* _DIRECTIVE_
Look below. Copy each line that has "this" in it.
____ RECORD LIST
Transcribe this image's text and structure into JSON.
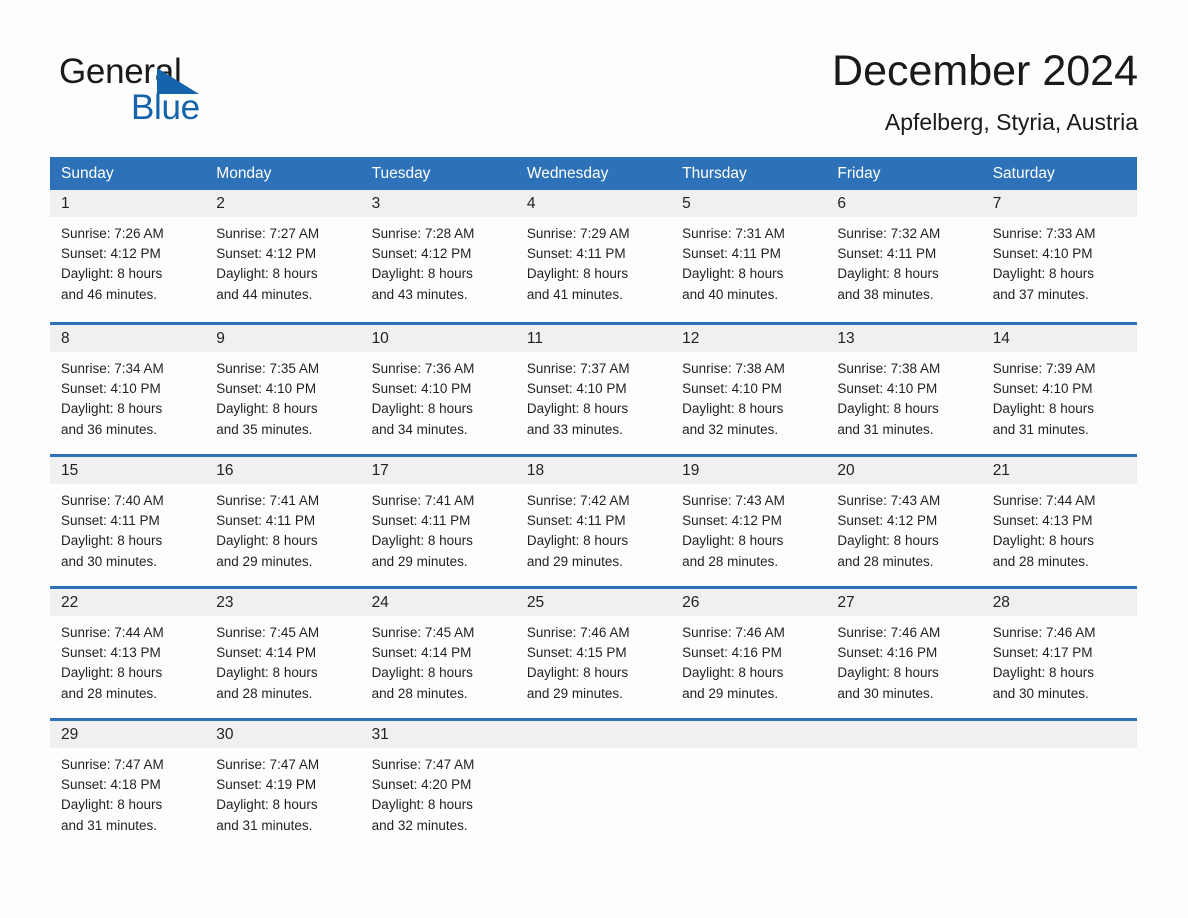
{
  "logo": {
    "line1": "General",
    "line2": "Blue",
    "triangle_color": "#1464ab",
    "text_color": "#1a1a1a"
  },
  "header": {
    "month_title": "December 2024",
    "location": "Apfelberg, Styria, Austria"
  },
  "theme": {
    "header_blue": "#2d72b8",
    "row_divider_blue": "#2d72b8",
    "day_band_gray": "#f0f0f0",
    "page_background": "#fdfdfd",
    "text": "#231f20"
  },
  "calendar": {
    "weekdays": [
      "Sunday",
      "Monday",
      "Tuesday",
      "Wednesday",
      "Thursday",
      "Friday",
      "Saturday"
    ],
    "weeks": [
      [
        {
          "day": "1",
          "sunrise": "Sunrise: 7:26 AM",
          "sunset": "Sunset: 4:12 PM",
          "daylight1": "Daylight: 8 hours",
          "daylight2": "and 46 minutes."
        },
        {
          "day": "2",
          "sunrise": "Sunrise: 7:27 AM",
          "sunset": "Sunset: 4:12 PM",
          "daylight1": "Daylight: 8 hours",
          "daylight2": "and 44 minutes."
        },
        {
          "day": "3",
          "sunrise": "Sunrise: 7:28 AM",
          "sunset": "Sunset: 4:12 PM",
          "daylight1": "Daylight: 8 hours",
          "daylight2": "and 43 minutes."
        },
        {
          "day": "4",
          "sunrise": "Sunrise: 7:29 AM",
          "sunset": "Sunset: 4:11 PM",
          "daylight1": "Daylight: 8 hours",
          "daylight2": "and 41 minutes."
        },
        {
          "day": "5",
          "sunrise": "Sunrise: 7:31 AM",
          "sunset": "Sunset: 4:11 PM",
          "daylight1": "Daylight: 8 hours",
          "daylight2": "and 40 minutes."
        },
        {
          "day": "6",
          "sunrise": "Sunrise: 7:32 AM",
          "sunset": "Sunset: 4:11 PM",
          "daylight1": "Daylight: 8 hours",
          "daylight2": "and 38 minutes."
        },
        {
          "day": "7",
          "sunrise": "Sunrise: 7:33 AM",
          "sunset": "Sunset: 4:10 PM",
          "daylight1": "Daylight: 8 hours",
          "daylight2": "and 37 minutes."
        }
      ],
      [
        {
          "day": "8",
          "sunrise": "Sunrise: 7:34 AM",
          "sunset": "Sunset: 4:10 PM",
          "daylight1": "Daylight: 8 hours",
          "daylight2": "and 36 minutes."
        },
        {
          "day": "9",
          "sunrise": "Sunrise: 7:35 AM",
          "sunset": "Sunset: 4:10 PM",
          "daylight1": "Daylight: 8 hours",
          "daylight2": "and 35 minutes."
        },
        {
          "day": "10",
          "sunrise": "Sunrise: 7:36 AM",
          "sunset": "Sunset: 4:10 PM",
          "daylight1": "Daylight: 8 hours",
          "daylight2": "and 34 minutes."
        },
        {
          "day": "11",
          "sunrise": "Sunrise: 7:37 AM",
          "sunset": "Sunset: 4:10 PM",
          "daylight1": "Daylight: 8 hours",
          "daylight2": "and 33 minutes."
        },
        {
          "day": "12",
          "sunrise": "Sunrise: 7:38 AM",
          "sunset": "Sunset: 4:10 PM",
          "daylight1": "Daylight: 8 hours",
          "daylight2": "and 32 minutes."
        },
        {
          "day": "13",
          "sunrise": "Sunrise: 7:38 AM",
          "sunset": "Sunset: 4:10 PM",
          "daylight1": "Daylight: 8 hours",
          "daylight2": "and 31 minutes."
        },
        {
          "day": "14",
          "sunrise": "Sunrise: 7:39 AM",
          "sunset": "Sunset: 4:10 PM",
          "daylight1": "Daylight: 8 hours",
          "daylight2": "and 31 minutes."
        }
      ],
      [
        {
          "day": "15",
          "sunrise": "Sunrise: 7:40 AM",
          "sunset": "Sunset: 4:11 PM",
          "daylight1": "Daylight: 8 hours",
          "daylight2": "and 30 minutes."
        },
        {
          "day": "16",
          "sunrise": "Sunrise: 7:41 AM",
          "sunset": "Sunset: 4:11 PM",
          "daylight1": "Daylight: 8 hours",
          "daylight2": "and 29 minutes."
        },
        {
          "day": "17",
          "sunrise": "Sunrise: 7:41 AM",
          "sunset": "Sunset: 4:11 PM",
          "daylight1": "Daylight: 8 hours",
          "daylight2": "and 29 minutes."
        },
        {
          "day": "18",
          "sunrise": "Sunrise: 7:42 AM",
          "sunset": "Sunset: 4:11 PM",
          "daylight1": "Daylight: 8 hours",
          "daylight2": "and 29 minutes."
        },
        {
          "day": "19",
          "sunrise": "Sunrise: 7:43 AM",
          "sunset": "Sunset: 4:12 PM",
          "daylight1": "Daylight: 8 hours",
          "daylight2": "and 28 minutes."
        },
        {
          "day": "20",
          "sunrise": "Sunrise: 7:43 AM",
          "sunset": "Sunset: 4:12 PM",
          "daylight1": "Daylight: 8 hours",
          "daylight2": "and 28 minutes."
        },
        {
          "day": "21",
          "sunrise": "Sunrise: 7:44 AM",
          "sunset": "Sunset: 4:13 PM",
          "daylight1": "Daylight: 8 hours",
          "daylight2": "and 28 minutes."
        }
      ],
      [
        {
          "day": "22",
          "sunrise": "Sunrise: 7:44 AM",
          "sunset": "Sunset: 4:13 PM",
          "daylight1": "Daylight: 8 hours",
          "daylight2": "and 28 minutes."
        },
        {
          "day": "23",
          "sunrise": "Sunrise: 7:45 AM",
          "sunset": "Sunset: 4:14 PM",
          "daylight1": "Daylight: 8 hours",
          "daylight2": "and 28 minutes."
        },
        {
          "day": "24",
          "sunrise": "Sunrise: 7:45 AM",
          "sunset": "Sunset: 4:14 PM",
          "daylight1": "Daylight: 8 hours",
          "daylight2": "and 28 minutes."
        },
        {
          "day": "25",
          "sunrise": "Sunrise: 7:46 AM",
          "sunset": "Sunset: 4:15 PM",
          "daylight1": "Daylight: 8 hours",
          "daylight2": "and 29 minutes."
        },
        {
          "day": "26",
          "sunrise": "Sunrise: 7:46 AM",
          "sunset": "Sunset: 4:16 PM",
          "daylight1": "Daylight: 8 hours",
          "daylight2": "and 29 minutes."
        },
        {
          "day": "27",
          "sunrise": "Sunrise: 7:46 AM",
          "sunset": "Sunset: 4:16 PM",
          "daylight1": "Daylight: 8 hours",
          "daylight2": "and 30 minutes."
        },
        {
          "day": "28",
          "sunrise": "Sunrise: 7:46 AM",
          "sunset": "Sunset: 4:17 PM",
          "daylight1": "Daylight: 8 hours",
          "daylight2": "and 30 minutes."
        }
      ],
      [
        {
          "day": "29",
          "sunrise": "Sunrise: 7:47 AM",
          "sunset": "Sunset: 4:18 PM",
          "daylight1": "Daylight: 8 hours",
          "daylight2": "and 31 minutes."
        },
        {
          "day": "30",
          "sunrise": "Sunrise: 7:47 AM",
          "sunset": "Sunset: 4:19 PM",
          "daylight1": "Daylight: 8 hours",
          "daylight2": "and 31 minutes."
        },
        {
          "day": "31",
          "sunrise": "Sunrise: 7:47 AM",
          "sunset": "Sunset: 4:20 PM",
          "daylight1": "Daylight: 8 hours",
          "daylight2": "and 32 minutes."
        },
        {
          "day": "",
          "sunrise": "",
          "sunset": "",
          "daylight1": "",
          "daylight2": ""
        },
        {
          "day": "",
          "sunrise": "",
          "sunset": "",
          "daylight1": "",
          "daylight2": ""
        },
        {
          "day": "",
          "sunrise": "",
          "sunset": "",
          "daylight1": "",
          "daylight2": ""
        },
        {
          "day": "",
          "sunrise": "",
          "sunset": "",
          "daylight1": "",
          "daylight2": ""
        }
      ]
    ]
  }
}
________
____ RECORD LIST
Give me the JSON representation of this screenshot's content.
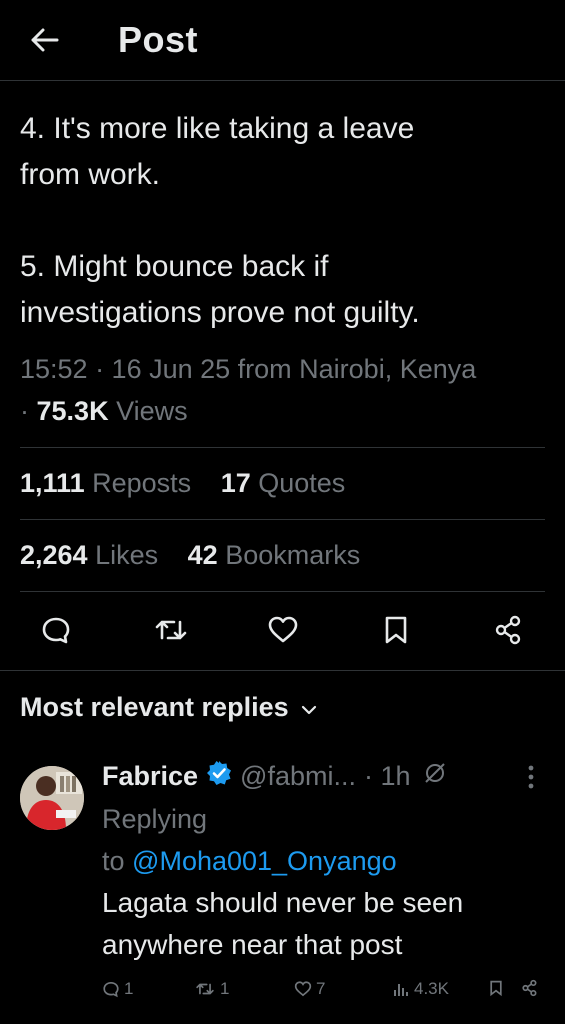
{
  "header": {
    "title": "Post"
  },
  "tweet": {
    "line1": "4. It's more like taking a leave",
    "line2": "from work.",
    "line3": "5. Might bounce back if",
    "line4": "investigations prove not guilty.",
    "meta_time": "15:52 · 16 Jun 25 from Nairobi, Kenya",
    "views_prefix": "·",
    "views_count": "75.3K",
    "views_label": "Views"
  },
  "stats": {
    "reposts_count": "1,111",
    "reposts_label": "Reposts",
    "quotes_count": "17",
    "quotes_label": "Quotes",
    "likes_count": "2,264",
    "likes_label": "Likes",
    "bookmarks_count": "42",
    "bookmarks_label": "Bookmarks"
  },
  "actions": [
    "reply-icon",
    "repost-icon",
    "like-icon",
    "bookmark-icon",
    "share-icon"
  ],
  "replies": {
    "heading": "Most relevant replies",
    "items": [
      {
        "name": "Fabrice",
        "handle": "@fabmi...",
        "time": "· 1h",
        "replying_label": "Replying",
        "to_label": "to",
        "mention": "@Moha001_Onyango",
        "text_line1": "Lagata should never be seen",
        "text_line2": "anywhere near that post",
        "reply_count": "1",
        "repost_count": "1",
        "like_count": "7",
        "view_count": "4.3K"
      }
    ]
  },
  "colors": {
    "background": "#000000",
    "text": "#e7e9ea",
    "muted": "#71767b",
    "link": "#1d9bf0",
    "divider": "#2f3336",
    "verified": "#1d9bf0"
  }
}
________
____ RECORD LIST
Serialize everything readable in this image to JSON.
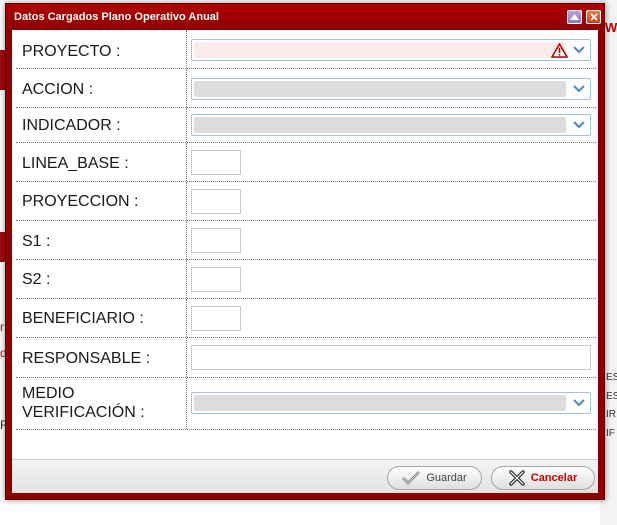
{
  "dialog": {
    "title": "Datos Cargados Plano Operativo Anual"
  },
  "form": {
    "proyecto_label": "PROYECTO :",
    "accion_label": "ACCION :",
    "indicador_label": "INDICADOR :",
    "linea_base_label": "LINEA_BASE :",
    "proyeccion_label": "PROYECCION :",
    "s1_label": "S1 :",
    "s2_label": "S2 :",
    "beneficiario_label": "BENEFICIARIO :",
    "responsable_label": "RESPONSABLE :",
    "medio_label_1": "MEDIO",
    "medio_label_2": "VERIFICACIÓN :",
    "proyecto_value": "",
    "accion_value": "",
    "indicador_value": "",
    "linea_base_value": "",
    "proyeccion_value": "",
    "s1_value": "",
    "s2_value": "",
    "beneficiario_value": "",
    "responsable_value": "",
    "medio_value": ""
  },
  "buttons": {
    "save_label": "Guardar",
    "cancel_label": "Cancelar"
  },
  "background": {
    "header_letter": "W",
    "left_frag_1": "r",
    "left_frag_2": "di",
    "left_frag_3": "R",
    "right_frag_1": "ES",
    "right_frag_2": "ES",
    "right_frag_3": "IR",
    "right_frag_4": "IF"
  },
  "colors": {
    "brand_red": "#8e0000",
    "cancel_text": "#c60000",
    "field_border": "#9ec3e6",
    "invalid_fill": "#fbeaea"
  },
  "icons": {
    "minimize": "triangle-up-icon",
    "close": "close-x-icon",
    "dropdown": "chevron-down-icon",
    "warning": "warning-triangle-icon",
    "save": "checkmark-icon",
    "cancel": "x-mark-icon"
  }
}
________
* _PROBLEM SOLUTION_
Transcribe this image's text and structure into JSON.
Give me the JSON representation of this screenshot's content.
Serialize everything readable in this image to JSON.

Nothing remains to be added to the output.